● Data listing:
■ ■ ■ ■ ■

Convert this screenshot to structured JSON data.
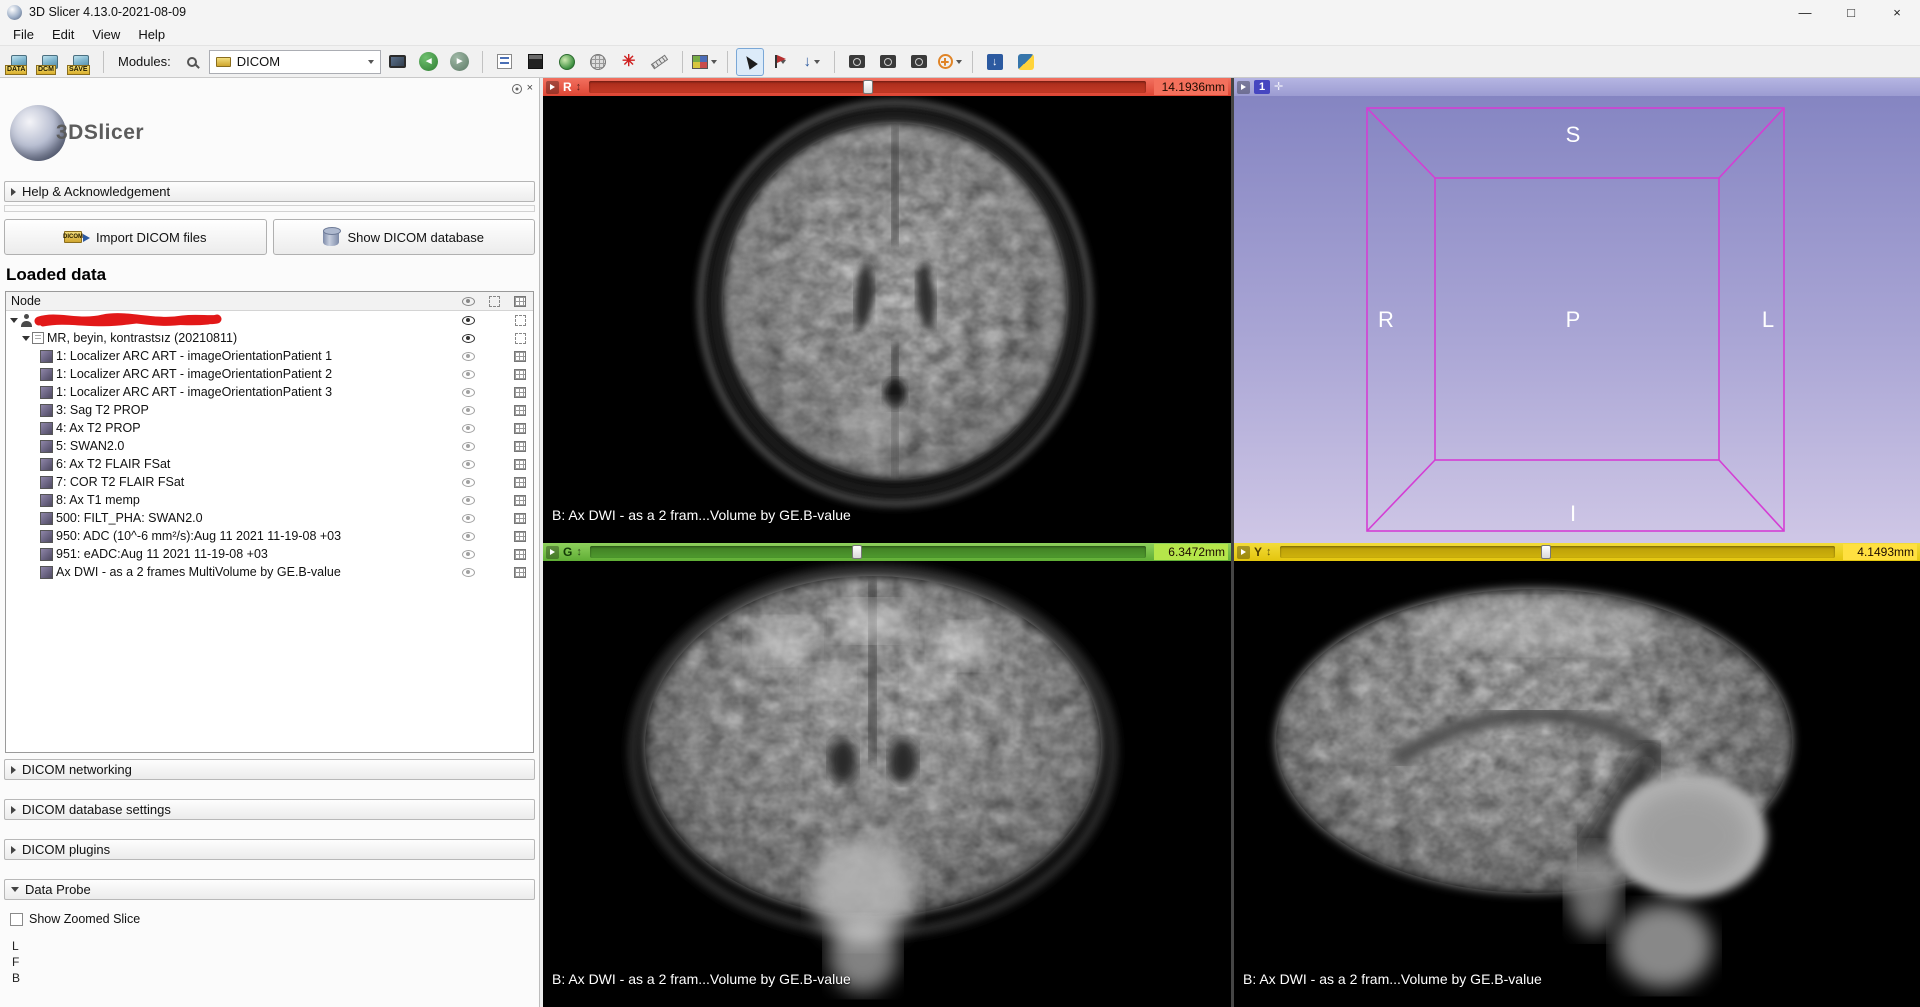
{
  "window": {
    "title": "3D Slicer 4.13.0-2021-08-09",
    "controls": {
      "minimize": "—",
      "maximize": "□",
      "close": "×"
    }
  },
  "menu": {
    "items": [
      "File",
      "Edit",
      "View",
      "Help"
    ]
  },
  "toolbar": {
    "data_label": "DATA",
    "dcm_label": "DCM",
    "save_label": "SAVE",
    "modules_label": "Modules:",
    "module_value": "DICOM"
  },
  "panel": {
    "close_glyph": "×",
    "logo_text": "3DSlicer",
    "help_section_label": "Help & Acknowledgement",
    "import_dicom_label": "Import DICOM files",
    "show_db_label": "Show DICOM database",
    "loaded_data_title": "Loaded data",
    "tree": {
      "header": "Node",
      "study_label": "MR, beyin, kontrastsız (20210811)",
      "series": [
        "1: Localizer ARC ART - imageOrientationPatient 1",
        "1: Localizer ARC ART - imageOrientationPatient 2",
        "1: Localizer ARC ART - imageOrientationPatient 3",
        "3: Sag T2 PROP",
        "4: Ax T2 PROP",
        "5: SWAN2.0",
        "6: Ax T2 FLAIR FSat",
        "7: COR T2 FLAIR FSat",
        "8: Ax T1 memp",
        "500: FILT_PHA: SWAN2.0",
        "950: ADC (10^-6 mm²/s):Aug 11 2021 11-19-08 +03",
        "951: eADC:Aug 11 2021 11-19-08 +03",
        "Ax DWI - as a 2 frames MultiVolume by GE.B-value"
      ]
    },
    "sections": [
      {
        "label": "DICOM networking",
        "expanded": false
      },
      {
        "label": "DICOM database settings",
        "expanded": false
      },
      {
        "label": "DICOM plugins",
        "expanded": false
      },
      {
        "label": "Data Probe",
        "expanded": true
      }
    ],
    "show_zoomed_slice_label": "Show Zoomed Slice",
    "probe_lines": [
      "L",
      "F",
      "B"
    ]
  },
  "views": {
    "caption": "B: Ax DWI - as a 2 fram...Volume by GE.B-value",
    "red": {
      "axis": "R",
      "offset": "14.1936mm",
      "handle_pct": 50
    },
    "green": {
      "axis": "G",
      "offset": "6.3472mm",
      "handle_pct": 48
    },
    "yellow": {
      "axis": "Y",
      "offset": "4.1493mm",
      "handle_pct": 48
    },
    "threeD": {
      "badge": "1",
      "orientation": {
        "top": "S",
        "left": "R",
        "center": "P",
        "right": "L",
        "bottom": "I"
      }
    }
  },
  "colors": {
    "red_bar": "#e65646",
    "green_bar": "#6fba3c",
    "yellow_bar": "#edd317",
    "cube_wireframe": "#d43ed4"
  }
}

■ ■ ■ ■ ■

● Instruction: Show every line above in which the word "DICOM" occurs.

● Complete answer:
    "module_value": "DICOM"
    "import_dicom_label": "Import DICOM files",
    "show_db_label": "Show DICOM database",
        "label": "DICOM networking",
        "label": "DICOM database settings",
        "label": "DICOM plugins",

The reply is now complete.